> **Record excerpts**
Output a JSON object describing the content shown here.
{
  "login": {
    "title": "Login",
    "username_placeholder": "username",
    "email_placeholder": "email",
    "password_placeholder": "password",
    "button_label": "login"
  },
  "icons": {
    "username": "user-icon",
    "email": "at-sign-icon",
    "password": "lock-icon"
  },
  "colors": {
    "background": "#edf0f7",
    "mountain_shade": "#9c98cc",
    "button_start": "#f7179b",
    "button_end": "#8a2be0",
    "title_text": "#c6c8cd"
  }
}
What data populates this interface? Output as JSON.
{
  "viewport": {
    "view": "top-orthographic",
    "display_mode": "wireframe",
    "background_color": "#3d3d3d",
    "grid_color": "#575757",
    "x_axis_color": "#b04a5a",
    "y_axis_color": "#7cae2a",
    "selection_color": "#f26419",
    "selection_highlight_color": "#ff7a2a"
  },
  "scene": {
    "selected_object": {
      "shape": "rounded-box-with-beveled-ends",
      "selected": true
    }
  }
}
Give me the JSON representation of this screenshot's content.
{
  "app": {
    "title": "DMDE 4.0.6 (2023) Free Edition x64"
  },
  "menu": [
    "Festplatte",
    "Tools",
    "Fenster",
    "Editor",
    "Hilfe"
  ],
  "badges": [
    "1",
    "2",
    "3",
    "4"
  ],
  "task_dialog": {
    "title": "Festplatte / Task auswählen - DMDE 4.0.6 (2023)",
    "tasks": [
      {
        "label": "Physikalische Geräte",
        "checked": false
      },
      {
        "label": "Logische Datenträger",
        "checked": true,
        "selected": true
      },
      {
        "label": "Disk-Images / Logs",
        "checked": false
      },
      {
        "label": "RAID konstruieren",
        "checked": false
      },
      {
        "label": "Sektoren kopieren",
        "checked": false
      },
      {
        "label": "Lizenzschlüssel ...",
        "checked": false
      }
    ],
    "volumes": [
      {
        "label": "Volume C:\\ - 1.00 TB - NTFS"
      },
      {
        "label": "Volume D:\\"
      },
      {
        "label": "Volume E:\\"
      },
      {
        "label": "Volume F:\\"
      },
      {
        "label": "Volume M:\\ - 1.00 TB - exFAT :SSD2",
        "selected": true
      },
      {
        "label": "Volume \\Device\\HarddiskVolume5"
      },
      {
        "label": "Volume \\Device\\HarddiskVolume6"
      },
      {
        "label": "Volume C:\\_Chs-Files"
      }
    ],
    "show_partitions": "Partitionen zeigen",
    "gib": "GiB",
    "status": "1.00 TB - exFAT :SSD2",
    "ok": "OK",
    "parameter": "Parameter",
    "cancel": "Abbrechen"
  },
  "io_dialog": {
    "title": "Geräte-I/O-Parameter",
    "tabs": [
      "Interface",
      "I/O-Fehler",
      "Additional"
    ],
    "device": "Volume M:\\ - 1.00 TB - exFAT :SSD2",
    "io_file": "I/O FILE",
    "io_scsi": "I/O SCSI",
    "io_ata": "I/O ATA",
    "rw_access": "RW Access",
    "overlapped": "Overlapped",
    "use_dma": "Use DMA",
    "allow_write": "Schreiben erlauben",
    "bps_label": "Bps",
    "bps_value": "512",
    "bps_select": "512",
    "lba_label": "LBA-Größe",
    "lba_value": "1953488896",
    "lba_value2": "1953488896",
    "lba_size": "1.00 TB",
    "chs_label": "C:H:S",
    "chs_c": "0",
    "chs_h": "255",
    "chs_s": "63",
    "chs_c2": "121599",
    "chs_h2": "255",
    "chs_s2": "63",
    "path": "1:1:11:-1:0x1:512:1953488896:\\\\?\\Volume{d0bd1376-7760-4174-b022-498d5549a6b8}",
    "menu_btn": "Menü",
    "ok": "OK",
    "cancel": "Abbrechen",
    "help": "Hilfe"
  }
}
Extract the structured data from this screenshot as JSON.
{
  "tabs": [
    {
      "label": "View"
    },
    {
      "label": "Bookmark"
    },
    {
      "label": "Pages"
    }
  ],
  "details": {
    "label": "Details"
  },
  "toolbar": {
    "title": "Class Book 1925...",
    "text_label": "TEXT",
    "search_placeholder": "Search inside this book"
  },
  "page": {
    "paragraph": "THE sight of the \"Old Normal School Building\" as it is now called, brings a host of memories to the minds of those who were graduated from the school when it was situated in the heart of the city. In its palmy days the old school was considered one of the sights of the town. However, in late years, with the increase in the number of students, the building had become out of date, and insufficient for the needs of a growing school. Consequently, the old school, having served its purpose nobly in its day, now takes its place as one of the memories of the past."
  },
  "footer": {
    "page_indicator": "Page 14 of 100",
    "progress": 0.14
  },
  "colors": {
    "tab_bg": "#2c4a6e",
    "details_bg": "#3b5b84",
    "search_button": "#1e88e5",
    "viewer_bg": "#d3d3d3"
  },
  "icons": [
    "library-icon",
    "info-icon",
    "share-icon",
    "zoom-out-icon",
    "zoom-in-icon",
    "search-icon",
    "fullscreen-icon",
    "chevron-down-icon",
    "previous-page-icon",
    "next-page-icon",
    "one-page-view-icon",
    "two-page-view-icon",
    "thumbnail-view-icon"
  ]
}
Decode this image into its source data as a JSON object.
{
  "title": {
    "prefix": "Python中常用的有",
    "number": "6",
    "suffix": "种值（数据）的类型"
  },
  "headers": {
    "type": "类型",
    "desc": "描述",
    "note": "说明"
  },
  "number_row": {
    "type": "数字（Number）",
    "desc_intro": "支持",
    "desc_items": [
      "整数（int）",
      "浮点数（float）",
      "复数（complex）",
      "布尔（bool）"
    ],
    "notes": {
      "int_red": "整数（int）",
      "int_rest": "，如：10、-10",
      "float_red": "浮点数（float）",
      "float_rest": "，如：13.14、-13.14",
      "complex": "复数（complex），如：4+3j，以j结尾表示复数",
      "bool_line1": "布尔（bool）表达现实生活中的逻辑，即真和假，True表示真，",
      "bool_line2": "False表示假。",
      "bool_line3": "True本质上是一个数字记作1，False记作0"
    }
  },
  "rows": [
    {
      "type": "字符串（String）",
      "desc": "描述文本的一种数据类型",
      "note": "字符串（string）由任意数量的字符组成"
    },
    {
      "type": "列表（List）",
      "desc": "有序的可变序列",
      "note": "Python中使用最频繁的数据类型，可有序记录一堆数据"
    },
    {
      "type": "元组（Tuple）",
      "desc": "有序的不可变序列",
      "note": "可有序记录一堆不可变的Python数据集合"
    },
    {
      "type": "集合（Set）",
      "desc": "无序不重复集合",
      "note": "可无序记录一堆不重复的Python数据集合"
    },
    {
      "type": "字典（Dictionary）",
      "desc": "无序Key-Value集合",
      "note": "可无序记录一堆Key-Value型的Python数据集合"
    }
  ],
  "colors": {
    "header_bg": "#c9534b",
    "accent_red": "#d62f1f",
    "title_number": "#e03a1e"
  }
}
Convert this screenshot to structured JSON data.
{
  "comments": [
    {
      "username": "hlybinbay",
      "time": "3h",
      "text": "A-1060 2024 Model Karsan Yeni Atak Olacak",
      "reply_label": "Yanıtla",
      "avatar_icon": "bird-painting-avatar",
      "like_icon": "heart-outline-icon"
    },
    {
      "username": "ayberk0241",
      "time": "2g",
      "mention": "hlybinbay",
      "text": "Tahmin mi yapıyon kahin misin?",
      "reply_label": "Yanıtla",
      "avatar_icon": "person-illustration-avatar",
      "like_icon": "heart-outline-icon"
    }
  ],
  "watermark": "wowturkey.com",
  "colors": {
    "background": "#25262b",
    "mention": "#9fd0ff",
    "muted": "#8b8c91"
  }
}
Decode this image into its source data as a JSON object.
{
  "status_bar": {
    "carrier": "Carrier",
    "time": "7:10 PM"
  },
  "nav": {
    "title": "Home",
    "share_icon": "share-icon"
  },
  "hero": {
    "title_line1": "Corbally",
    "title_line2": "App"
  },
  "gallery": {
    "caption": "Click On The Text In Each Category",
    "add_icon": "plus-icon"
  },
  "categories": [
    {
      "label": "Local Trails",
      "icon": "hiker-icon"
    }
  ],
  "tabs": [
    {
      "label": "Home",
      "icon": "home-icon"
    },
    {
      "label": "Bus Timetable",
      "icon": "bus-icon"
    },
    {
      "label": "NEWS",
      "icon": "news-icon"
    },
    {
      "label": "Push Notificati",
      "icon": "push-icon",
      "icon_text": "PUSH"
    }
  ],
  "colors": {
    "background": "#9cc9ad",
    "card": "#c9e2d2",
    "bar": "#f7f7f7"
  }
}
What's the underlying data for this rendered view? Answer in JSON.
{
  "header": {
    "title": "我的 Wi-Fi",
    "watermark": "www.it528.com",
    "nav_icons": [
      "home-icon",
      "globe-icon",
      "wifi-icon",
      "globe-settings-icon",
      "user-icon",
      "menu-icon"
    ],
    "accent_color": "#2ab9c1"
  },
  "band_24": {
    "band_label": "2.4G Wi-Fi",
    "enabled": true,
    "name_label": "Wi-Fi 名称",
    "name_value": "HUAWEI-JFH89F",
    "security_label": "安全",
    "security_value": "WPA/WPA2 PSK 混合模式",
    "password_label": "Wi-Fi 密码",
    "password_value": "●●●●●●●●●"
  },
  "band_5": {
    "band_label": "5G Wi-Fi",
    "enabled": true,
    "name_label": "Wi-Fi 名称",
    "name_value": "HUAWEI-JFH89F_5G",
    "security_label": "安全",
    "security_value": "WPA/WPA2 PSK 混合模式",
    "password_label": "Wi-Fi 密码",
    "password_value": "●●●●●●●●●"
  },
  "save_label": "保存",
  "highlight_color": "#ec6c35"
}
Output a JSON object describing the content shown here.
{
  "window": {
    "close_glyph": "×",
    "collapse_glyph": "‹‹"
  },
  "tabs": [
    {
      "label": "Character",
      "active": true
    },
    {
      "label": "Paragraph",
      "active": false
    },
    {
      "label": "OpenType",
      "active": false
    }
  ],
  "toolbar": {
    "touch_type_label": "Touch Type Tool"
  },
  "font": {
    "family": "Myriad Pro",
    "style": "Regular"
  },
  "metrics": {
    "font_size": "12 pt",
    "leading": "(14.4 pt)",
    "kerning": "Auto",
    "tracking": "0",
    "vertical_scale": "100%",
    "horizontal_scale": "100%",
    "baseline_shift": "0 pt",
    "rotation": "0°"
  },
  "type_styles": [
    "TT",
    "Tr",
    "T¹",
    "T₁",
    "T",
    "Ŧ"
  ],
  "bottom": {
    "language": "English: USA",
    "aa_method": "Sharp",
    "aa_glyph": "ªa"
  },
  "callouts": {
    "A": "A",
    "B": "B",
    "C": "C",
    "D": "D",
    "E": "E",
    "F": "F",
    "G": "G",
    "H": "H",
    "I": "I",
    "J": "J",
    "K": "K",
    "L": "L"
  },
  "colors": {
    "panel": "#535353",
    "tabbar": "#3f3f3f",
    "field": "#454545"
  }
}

> **What to work on**
Copy the lines from the entries above in which the word "exFAT" appears.

> **Answer to this problem**
        "label": "Volume M:\\ - 1.00 TB - exFAT :SSD2",
    "status": "1.00 TB - exFAT :SSD2",
    "device": "Volume M:\\ - 1.00 TB - exFAT :SSD2",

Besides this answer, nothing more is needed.